"""

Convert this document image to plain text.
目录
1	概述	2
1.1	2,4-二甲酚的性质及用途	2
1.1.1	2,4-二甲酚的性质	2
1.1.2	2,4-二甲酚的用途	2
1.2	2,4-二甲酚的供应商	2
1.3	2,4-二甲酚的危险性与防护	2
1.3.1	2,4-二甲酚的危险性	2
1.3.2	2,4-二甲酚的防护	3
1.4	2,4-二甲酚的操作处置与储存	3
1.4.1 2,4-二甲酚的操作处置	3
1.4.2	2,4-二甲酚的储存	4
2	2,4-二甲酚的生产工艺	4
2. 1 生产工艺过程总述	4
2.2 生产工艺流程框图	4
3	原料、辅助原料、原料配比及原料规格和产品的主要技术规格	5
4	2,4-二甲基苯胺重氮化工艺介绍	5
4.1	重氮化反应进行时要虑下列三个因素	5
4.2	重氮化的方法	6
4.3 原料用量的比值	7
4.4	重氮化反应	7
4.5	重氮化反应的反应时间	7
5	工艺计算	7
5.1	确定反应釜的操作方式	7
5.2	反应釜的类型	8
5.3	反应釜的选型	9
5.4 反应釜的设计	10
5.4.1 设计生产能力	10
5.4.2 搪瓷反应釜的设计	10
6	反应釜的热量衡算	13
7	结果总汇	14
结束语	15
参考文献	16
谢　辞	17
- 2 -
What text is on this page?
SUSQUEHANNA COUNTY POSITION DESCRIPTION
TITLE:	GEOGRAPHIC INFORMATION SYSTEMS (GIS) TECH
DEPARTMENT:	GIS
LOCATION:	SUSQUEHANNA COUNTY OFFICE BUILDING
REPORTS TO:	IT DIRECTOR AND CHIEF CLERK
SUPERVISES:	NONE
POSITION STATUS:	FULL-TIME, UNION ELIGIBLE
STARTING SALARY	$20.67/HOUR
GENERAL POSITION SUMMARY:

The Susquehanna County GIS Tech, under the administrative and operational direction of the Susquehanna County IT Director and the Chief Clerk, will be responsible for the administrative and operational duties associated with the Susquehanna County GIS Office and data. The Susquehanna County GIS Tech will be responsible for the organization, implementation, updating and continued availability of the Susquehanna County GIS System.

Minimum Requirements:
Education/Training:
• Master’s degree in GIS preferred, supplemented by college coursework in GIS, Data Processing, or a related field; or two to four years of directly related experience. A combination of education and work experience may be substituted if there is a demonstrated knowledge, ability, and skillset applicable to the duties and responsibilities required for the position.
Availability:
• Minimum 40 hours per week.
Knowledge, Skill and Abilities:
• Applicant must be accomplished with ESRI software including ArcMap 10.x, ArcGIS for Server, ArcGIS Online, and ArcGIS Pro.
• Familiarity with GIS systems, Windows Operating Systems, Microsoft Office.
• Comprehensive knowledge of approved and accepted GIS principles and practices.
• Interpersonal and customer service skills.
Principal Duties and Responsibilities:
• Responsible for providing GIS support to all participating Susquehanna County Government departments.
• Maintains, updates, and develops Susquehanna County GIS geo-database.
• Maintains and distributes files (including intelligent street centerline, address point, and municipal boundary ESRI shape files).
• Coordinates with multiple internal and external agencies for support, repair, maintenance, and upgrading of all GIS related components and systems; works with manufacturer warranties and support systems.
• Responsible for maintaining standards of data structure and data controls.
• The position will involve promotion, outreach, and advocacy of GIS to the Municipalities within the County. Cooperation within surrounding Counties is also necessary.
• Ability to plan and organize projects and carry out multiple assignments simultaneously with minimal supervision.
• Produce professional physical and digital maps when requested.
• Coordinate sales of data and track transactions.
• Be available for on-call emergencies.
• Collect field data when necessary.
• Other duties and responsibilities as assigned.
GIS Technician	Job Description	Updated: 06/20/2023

"""

Return every line of the material exactly.

Result for this task:
Convert this document image to plain text.
目录
1	概述	2
1.1	2,4-二甲酚的性质及用途	2
1.1.1	2,4-二甲酚的性质	2
1.1.2	2,4-二甲酚的用途	2
1.2	2,4-二甲酚的供应商	2
1.3	2,4-二甲酚的危险性与防护	2
1.3.1	2,4-二甲酚的危险性	2
1.3.2	2,4-二甲酚的防护	3
1.4	2,4-二甲酚的操作处置与储存	3
1.4.1 2,4-二甲酚的操作处置	3
1.4.2	2,4-二甲酚的储存	4
2	2,4-二甲酚的生产工艺	4
2. 1 生产工艺过程总述	4
2.2 生产工艺流程框图	4
3	原料、辅助原料、原料配比及原料规格和产品的主要技术规格	5
4	2,4-二甲基苯胺重氮化工艺介绍	5
4.1	重氮化反应进行时要虑下列三个因素	5
4.2	重氮化的方法	6
4.3 原料用量的比值	7
4.4	重氮化反应	7
4.5	重氮化反应的反应时间	7
5	工艺计算	7
5.1	确定反应釜的操作方式	7
5.2	反应釜的类型	8
5.3	反应釜的选型	9
5.4 反应釜的设计	10
5.4.1 设计生产能力	10
5.4.2 搪瓷反应釜的设计	10
6	反应釜的热量衡算	13
7	结果总汇	14
结束语	15
参考文献	16
谢　辞	17
- 2 -
What text is on this page?
SUSQUEHANNA COUNTY POSITION DESCRIPTION
TITLE:	GEOGRAPHIC INFORMATION SYSTEMS (GIS) TECH
DEPARTMENT:	GIS
LOCATION:	SUSQUEHANNA COUNTY OFFICE BUILDING
REPORTS TO:	IT DIRECTOR AND CHIEF CLERK
SUPERVISES:	NONE
POSITION STATUS:	FULL-TIME, UNION ELIGIBLE
STARTING SALARY	$20.67/HOUR
GENERAL POSITION SUMMARY:

The Susquehanna County GIS Tech, under the administrative and operational direction of the Susquehanna County IT Director and the Chief Clerk, will be responsible for the administrative and operational duties associated with the Susquehanna County GIS Office and data. The Susquehanna County GIS Tech will be responsible for the organization, implementation, updating and continued availability of the Susquehanna County GIS System.

Minimum Requirements:
Education/Training:
• Master’s degree in GIS preferred, supplemented by college coursework in GIS, Data Processing, or a related field; or two to four years of directly related experience. A combination of education and work experience may be substituted if there is a demonstrated knowledge, ability, and skillset applicable to the duties and responsibilities required for the position.
Availability:
• Minimum 40 hours per week.
Knowledge, Skill and Abilities:
• Applicant must be accomplished with ESRI software including ArcMap 10.x, ArcGIS for Server, ArcGIS Online, and ArcGIS Pro.
• Familiarity with GIS systems, Windows Operating Systems, Microsoft Office.
• Comprehensive knowledge of approved and accepted GIS principles and practices.
• Interpersonal and customer service skills.
Principal Duties and Responsibilities:
• Responsible for providing GIS support to all participating Susquehanna County Government departments.
• Maintains, updates, and develops Susquehanna County GIS geo-database.
• Maintains and distributes files (including intelligent street centerline, address point, and municipal boundary ESRI shape files).
• Coordinates with multiple internal and external agencies for support, repair, maintenance, and upgrading of all GIS related components and systems; works with manufacturer warranties and support systems.
• Responsible for maintaining standards of data structure and data controls.
• The position will involve promotion, outreach, and advocacy of GIS to the Municipalities within the County. Cooperation within surrounding Counties is also necessary.
• Ability to plan and organize projects and carry out multiple assignments simultaneously with minimal supervision.
• Produce professional physical and digital maps when requested.
• Coordinate sales of data and track transactions.
• Be available for on-call emergencies.
• Collect field data when necessary.
• Other duties and responsibilities as assigned.
GIS Technician	Job Description	Updated: 06/20/2023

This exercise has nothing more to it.